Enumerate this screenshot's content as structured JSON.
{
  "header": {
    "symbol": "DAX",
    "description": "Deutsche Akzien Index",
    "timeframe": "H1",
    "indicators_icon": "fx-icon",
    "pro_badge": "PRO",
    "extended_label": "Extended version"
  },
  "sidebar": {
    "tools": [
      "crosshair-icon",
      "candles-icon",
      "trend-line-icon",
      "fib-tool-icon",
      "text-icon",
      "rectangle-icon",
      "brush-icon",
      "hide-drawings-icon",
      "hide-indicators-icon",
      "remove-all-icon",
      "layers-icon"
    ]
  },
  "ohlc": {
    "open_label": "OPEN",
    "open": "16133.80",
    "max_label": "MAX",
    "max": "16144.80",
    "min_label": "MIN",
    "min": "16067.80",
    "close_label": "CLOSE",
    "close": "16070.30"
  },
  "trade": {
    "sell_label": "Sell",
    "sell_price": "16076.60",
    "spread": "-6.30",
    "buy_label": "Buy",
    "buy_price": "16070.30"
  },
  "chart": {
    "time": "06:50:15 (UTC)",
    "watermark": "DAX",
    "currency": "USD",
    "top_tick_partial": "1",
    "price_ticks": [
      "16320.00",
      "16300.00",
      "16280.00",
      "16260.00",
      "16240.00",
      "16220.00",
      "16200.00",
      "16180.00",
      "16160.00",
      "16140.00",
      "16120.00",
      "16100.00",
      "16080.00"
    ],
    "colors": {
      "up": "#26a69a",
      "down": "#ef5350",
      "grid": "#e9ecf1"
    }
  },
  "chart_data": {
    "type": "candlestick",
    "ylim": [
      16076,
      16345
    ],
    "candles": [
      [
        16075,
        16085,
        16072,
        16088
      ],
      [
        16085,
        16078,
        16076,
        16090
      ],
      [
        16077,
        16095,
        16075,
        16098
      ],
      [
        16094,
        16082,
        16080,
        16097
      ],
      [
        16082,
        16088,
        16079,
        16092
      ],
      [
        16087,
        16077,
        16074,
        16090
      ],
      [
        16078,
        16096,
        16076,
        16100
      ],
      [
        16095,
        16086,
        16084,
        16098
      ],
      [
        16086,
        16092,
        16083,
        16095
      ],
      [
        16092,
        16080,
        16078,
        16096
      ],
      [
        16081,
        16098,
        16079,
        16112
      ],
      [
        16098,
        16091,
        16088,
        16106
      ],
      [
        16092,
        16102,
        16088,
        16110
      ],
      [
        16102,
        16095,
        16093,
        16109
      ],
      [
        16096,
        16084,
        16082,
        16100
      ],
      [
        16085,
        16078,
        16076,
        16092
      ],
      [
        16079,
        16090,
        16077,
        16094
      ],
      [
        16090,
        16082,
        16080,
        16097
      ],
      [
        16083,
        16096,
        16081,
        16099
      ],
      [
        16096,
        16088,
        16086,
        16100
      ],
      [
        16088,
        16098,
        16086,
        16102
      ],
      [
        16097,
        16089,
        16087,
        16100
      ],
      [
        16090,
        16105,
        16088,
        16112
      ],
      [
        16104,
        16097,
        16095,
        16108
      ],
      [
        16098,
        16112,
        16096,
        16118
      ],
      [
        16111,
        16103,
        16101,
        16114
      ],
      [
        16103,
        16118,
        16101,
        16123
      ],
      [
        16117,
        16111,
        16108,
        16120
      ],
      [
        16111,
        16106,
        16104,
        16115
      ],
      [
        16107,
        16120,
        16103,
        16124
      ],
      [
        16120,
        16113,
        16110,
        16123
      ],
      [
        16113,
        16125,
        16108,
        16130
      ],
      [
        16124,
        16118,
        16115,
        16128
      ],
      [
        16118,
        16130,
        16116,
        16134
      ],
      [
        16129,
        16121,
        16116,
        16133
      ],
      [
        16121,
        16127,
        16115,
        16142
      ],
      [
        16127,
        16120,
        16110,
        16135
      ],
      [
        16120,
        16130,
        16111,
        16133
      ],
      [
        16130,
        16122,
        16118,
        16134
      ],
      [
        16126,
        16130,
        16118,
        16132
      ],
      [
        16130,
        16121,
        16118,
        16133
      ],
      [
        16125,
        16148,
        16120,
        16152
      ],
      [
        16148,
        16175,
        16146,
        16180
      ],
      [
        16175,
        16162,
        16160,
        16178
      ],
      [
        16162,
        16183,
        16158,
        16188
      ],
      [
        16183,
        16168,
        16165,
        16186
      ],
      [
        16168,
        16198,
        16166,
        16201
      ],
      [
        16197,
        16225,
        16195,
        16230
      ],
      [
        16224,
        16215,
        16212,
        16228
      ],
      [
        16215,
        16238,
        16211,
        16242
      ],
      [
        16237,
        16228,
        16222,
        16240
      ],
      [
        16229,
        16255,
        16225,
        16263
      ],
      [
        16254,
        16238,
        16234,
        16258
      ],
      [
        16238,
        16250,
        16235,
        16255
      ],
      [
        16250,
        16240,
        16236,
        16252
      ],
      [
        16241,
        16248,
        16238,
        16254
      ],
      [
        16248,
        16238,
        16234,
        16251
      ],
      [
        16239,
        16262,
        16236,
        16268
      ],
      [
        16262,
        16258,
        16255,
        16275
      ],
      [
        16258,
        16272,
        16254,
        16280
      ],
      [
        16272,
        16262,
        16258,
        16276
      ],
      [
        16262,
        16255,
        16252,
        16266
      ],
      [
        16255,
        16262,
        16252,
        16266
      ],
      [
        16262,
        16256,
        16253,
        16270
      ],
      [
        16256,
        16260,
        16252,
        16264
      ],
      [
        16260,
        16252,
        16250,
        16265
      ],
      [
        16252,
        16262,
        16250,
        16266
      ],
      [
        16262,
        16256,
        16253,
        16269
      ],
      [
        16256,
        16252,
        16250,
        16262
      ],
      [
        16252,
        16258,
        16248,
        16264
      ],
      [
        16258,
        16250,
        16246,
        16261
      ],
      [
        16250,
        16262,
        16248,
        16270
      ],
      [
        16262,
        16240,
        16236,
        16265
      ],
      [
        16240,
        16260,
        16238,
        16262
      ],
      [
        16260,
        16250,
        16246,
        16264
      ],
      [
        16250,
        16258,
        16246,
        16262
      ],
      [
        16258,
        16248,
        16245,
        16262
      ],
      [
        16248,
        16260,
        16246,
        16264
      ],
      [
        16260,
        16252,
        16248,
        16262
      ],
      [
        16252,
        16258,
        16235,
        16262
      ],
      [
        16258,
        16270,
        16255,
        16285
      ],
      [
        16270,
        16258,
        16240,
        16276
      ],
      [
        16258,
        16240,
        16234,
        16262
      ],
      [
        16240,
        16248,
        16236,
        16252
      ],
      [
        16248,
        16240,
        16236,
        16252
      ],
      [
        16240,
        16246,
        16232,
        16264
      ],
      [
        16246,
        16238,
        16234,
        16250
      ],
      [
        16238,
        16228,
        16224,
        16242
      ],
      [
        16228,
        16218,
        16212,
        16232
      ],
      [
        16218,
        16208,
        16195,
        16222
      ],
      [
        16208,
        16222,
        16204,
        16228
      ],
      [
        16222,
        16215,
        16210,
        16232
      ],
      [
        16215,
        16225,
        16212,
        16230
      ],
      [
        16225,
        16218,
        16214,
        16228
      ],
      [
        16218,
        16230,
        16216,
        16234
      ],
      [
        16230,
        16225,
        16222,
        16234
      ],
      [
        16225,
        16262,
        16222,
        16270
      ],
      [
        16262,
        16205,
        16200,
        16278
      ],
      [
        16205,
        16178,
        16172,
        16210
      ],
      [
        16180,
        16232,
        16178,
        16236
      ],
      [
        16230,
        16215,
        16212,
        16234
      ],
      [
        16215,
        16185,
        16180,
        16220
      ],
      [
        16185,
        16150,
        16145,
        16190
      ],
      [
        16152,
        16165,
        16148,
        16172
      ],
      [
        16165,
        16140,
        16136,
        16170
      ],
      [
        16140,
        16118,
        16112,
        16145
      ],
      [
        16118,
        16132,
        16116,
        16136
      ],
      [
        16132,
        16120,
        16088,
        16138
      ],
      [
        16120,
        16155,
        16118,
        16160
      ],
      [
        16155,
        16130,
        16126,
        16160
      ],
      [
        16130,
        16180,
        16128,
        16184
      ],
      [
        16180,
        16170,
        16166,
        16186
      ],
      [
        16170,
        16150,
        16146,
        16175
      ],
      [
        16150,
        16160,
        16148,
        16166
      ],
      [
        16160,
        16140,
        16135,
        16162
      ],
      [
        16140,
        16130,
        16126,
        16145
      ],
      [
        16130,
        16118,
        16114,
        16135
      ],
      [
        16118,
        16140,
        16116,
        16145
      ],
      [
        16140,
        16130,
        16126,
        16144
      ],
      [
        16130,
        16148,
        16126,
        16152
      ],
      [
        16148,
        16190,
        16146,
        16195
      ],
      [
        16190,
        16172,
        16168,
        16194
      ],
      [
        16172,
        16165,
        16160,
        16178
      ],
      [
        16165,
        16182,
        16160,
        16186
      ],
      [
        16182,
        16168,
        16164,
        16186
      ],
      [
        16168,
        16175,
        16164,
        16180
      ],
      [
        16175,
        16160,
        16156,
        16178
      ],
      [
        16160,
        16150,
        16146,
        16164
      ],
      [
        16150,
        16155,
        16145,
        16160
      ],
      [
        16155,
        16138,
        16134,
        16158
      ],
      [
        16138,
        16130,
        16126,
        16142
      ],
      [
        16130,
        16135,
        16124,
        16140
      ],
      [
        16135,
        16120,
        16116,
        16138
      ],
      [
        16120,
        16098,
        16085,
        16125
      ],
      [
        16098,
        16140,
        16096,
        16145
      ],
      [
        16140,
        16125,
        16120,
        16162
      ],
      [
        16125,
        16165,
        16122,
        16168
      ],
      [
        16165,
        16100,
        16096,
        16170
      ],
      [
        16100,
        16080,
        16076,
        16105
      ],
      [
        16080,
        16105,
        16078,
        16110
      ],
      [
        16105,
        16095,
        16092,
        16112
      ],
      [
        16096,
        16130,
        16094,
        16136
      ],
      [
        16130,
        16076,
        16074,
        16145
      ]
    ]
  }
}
☆ ☆ ☆ ☆ ☆ ☆ ☆
> **What you are asked to do**:
Copy out each line of the material that holds the word "hide".

> **Written solution**:
      "hide-drawings-icon",
      "hide-indicators-icon",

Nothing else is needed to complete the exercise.